* START RECORDS FOR THIS EXERCISE *

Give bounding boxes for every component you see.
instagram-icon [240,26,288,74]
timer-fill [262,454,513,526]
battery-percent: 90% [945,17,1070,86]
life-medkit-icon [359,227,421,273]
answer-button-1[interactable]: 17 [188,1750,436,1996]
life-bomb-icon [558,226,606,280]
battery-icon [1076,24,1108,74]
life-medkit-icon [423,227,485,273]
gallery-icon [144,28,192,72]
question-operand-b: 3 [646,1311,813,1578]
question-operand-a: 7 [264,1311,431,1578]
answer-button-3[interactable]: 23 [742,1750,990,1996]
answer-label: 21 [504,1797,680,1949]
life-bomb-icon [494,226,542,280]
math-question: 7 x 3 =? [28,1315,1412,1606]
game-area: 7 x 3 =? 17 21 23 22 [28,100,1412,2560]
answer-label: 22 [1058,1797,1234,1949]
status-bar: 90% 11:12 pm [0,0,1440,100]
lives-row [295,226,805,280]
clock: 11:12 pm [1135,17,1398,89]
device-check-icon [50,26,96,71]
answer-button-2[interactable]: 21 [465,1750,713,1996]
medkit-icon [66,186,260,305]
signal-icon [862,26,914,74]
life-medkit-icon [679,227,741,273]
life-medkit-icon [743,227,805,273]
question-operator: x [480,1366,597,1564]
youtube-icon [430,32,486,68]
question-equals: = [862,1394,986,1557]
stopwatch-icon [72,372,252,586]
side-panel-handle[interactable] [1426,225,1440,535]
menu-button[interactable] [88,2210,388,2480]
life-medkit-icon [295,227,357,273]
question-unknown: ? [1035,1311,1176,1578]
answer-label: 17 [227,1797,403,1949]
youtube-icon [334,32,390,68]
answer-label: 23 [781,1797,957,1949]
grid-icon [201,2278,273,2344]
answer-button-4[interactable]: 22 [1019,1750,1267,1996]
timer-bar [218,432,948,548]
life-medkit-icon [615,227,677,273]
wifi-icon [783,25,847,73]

* END RECORDS FOR THIS EXERCISE *

Copy out every line of the data above without changing anything.

§ ANSWER TO THIS TASK:
Give bounding boxes for every component you see.
instagram-icon [240,26,288,74]
timer-fill [262,454,513,526]
battery-percent: 90% [945,17,1070,86]
life-medkit-icon [359,227,421,273]
answer-button-1[interactable]: 17 [188,1750,436,1996]
life-bomb-icon [558,226,606,280]
battery-icon [1076,24,1108,74]
life-medkit-icon [423,227,485,273]
gallery-icon [144,28,192,72]
question-operand-b: 3 [646,1311,813,1578]
question-operand-a: 7 [264,1311,431,1578]
answer-button-3[interactable]: 23 [742,1750,990,1996]
answer-label: 21 [504,1797,680,1949]
life-bomb-icon [494,226,542,280]
math-question: 7 x 3 =? [28,1315,1412,1606]
game-area: 7 x 3 =? 17 21 23 22 [28,100,1412,2560]
answer-label: 22 [1058,1797,1234,1949]
status-bar: 90% 11:12 pm [0,0,1440,100]
lives-row [295,226,805,280]
clock: 11:12 pm [1135,17,1398,89]
device-check-icon [50,26,96,71]
answer-button-2[interactable]: 21 [465,1750,713,1996]
medkit-icon [66,186,260,305]
signal-icon [862,26,914,74]
life-medkit-icon [679,227,741,273]
life-medkit-icon [743,227,805,273]
question-operator: x [480,1366,597,1564]
youtube-icon [430,32,486,68]
question-equals: = [862,1394,986,1557]
stopwatch-icon [72,372,252,586]
side-panel-handle[interactable] [1426,225,1440,535]
menu-button[interactable] [88,2210,388,2480]
life-medkit-icon [295,227,357,273]
question-unknown: ? [1035,1311,1176,1578]
answer-label: 17 [227,1797,403,1949]
youtube-icon [334,32,390,68]
answer-label: 23 [781,1797,957,1949]
grid-icon [201,2278,273,2344]
answer-button-4[interactable]: 22 [1019,1750,1267,1996]
timer-bar [218,432,948,548]
life-medkit-icon [615,227,677,273]
wifi-icon [783,25,847,73]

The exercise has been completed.